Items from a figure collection
..........

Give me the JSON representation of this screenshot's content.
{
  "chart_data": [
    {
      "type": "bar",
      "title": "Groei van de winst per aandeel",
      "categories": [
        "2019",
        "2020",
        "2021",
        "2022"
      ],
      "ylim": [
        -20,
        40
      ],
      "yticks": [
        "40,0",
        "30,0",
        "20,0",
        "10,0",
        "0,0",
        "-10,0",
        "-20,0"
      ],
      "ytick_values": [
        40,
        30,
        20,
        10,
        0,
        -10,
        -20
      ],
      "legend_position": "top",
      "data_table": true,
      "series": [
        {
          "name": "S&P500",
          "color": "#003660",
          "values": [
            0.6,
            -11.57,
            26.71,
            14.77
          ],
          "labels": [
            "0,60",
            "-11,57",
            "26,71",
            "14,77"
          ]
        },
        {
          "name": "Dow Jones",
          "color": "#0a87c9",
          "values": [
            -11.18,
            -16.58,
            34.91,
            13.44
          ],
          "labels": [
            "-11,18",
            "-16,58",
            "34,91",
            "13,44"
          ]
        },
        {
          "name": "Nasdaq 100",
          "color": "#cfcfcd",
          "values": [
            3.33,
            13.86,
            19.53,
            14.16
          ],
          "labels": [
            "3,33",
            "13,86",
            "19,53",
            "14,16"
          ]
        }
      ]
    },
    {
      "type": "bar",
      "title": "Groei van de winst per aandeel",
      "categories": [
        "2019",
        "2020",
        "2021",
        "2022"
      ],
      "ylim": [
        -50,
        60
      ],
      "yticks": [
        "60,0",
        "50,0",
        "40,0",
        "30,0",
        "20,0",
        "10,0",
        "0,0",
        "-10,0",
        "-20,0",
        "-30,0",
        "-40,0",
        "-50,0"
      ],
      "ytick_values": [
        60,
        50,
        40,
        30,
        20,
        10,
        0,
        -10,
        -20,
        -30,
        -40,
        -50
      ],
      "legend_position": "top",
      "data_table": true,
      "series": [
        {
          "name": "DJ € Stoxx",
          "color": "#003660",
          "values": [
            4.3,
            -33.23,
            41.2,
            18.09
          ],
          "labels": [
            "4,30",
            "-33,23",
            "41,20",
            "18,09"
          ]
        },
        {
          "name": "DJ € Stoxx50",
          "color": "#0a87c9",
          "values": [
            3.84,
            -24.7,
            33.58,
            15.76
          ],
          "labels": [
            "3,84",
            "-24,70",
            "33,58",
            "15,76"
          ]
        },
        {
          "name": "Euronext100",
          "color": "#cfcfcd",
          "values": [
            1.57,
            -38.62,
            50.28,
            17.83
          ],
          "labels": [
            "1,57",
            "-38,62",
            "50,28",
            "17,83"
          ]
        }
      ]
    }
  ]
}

..........

Directions: Please repeat the listing above in full and exactly.

Response to the exercise:
Give me the JSON representation of this screenshot's content.
{
  "chart_data": [
    {
      "type": "bar",
      "title": "Groei van de winst per aandeel",
      "categories": [
        "2019",
        "2020",
        "2021",
        "2022"
      ],
      "ylim": [
        -20,
        40
      ],
      "yticks": [
        "40,0",
        "30,0",
        "20,0",
        "10,0",
        "0,0",
        "-10,0",
        "-20,0"
      ],
      "ytick_values": [
        40,
        30,
        20,
        10,
        0,
        -10,
        -20
      ],
      "legend_position": "top",
      "data_table": true,
      "series": [
        {
          "name": "S&P500",
          "color": "#003660",
          "values": [
            0.6,
            -11.57,
            26.71,
            14.77
          ],
          "labels": [
            "0,60",
            "-11,57",
            "26,71",
            "14,77"
          ]
        },
        {
          "name": "Dow Jones",
          "color": "#0a87c9",
          "values": [
            -11.18,
            -16.58,
            34.91,
            13.44
          ],
          "labels": [
            "-11,18",
            "-16,58",
            "34,91",
            "13,44"
          ]
        },
        {
          "name": "Nasdaq 100",
          "color": "#cfcfcd",
          "values": [
            3.33,
            13.86,
            19.53,
            14.16
          ],
          "labels": [
            "3,33",
            "13,86",
            "19,53",
            "14,16"
          ]
        }
      ]
    },
    {
      "type": "bar",
      "title": "Groei van de winst per aandeel",
      "categories": [
        "2019",
        "2020",
        "2021",
        "2022"
      ],
      "ylim": [
        -50,
        60
      ],
      "yticks": [
        "60,0",
        "50,0",
        "40,0",
        "30,0",
        "20,0",
        "10,0",
        "0,0",
        "-10,0",
        "-20,0",
        "-30,0",
        "-40,0",
        "-50,0"
      ],
      "ytick_values": [
        60,
        50,
        40,
        30,
        20,
        10,
        0,
        -10,
        -20,
        -30,
        -40,
        -50
      ],
      "legend_position": "top",
      "data_table": true,
      "series": [
        {
          "name": "DJ € Stoxx",
          "color": "#003660",
          "values": [
            4.3,
            -33.23,
            41.2,
            18.09
          ],
          "labels": [
            "4,30",
            "-33,23",
            "41,20",
            "18,09"
          ]
        },
        {
          "name": "DJ € Stoxx50",
          "color": "#0a87c9",
          "values": [
            3.84,
            -24.7,
            33.58,
            15.76
          ],
          "labels": [
            "3,84",
            "-24,70",
            "33,58",
            "15,76"
          ]
        },
        {
          "name": "Euronext100",
          "color": "#cfcfcd",
          "values": [
            1.57,
            -38.62,
            50.28,
            17.83
          ],
          "labels": [
            "1,57",
            "-38,62",
            "50,28",
            "17,83"
          ]
        }
      ]
    }
  ]
}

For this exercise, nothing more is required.